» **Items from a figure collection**
···
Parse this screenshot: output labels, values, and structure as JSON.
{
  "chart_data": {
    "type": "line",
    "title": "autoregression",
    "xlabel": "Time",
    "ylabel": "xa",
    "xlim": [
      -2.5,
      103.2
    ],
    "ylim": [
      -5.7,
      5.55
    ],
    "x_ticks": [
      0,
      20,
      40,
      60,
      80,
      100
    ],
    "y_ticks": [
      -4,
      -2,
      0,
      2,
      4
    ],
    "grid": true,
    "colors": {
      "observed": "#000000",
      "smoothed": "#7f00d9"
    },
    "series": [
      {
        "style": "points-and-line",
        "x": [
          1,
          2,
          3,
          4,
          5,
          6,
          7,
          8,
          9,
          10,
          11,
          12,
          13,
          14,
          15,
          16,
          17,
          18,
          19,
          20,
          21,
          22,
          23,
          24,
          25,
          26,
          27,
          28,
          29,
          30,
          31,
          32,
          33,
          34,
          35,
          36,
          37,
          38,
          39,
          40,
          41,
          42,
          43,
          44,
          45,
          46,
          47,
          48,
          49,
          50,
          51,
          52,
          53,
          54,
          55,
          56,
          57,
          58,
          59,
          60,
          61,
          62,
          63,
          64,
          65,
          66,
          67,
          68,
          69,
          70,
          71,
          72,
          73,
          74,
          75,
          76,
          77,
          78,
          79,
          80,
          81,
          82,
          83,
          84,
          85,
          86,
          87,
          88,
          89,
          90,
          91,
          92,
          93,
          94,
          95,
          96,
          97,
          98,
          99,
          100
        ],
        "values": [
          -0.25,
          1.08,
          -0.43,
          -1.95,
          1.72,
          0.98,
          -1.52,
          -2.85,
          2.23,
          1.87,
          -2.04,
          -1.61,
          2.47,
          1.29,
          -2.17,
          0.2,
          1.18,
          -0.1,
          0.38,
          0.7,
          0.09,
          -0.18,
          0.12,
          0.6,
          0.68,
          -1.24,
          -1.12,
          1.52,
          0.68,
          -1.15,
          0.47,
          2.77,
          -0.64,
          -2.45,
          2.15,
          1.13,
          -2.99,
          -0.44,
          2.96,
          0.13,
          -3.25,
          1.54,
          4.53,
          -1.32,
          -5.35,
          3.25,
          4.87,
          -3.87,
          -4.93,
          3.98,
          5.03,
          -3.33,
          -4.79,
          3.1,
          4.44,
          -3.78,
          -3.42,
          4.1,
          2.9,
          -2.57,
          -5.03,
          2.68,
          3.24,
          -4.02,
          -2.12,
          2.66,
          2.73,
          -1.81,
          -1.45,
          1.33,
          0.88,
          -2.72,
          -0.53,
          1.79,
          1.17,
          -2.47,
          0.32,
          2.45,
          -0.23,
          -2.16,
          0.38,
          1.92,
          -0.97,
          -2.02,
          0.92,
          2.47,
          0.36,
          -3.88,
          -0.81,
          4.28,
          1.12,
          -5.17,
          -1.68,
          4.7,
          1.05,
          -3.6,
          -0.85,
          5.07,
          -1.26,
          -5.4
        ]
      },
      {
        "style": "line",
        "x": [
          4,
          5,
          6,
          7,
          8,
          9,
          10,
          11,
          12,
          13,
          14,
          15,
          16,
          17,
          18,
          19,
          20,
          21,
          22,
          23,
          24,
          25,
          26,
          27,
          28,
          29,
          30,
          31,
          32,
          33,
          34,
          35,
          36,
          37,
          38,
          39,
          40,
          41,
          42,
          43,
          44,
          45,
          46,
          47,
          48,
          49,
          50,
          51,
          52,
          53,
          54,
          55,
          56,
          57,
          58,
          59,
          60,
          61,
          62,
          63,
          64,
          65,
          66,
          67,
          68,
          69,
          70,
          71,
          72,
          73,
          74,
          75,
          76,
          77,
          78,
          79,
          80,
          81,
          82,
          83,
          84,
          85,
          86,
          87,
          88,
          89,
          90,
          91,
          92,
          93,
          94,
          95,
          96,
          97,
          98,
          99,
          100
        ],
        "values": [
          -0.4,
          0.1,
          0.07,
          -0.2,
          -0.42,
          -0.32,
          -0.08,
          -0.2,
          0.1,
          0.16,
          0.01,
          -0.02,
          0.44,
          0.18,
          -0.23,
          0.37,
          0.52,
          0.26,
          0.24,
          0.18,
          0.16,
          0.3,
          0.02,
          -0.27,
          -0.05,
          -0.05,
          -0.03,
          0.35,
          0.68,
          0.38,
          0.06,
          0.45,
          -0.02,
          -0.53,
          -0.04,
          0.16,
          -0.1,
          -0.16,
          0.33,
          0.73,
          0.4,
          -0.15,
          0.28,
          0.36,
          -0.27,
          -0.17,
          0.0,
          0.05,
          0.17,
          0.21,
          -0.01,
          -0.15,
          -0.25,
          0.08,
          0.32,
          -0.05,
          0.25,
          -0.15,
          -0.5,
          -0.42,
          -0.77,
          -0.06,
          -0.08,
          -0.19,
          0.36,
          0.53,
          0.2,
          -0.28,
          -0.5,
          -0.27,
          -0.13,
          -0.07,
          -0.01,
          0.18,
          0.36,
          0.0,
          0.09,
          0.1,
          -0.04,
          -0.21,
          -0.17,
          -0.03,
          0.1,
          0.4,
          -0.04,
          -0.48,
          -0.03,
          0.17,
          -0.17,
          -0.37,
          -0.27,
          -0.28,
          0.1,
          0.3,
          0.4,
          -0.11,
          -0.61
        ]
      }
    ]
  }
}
···
» **Problem statement**
Return each line of the data exactly as written above.

» **Response**
Parse this screenshot: output labels, values, and structure as JSON.
{
  "chart_data": {
    "type": "line",
    "title": "autoregression",
    "xlabel": "Time",
    "ylabel": "xa",
    "xlim": [
      -2.5,
      103.2
    ],
    "ylim": [
      -5.7,
      5.55
    ],
    "x_ticks": [
      0,
      20,
      40,
      60,
      80,
      100
    ],
    "y_ticks": [
      -4,
      -2,
      0,
      2,
      4
    ],
    "grid": true,
    "colors": {
      "observed": "#000000",
      "smoothed": "#7f00d9"
    },
    "series": [
      {
        "style": "points-and-line",
        "x": [
          1,
          2,
          3,
          4,
          5,
          6,
          7,
          8,
          9,
          10,
          11,
          12,
          13,
          14,
          15,
          16,
          17,
          18,
          19,
          20,
          21,
          22,
          23,
          24,
          25,
          26,
          27,
          28,
          29,
          30,
          31,
          32,
          33,
          34,
          35,
          36,
          37,
          38,
          39,
          40,
          41,
          42,
          43,
          44,
          45,
          46,
          47,
          48,
          49,
          50,
          51,
          52,
          53,
          54,
          55,
          56,
          57,
          58,
          59,
          60,
          61,
          62,
          63,
          64,
          65,
          66,
          67,
          68,
          69,
          70,
          71,
          72,
          73,
          74,
          75,
          76,
          77,
          78,
          79,
          80,
          81,
          82,
          83,
          84,
          85,
          86,
          87,
          88,
          89,
          90,
          91,
          92,
          93,
          94,
          95,
          96,
          97,
          98,
          99,
          100
        ],
        "values": [
          -0.25,
          1.08,
          -0.43,
          -1.95,
          1.72,
          0.98,
          -1.52,
          -2.85,
          2.23,
          1.87,
          -2.04,
          -1.61,
          2.47,
          1.29,
          -2.17,
          0.2,
          1.18,
          -0.1,
          0.38,
          0.7,
          0.09,
          -0.18,
          0.12,
          0.6,
          0.68,
          -1.24,
          -1.12,
          1.52,
          0.68,
          -1.15,
          0.47,
          2.77,
          -0.64,
          -2.45,
          2.15,
          1.13,
          -2.99,
          -0.44,
          2.96,
          0.13,
          -3.25,
          1.54,
          4.53,
          -1.32,
          -5.35,
          3.25,
          4.87,
          -3.87,
          -4.93,
          3.98,
          5.03,
          -3.33,
          -4.79,
          3.1,
          4.44,
          -3.78,
          -3.42,
          4.1,
          2.9,
          -2.57,
          -5.03,
          2.68,
          3.24,
          -4.02,
          -2.12,
          2.66,
          2.73,
          -1.81,
          -1.45,
          1.33,
          0.88,
          -2.72,
          -0.53,
          1.79,
          1.17,
          -2.47,
          0.32,
          2.45,
          -0.23,
          -2.16,
          0.38,
          1.92,
          -0.97,
          -2.02,
          0.92,
          2.47,
          0.36,
          -3.88,
          -0.81,
          4.28,
          1.12,
          -5.17,
          -1.68,
          4.7,
          1.05,
          -3.6,
          -0.85,
          5.07,
          -1.26,
          -5.4
        ]
      },
      {
        "style": "line",
        "x": [
          4,
          5,
          6,
          7,
          8,
          9,
          10,
          11,
          12,
          13,
          14,
          15,
          16,
          17,
          18,
          19,
          20,
          21,
          22,
          23,
          24,
          25,
          26,
          27,
          28,
          29,
          30,
          31,
          32,
          33,
          34,
          35,
          36,
          37,
          38,
          39,
          40,
          41,
          42,
          43,
          44,
          45,
          46,
          47,
          48,
          49,
          50,
          51,
          52,
          53,
          54,
          55,
          56,
          57,
          58,
          59,
          60,
          61,
          62,
          63,
          64,
          65,
          66,
          67,
          68,
          69,
          70,
          71,
          72,
          73,
          74,
          75,
          76,
          77,
          78,
          79,
          80,
          81,
          82,
          83,
          84,
          85,
          86,
          87,
          88,
          89,
          90,
          91,
          92,
          93,
          94,
          95,
          96,
          97,
          98,
          99,
          100
        ],
        "values": [
          -0.4,
          0.1,
          0.07,
          -0.2,
          -0.42,
          -0.32,
          -0.08,
          -0.2,
          0.1,
          0.16,
          0.01,
          -0.02,
          0.44,
          0.18,
          -0.23,
          0.37,
          0.52,
          0.26,
          0.24,
          0.18,
          0.16,
          0.3,
          0.02,
          -0.27,
          -0.05,
          -0.05,
          -0.03,
          0.35,
          0.68,
          0.38,
          0.06,
          0.45,
          -0.02,
          -0.53,
          -0.04,
          0.16,
          -0.1,
          -0.16,
          0.33,
          0.73,
          0.4,
          -0.15,
          0.28,
          0.36,
          -0.27,
          -0.17,
          0.0,
          0.05,
          0.17,
          0.21,
          -0.01,
          -0.15,
          -0.25,
          0.08,
          0.32,
          -0.05,
          0.25,
          -0.15,
          -0.5,
          -0.42,
          -0.77,
          -0.06,
          -0.08,
          -0.19,
          0.36,
          0.53,
          0.2,
          -0.28,
          -0.5,
          -0.27,
          -0.13,
          -0.07,
          -0.01,
          0.18,
          0.36,
          0.0,
          0.09,
          0.1,
          -0.04,
          -0.21,
          -0.17,
          -0.03,
          0.1,
          0.4,
          -0.04,
          -0.48,
          -0.03,
          0.17,
          -0.17,
          -0.37,
          -0.27,
          -0.28,
          0.1,
          0.3,
          0.4,
          -0.11,
          -0.61
        ]
      }
    ]
  }
}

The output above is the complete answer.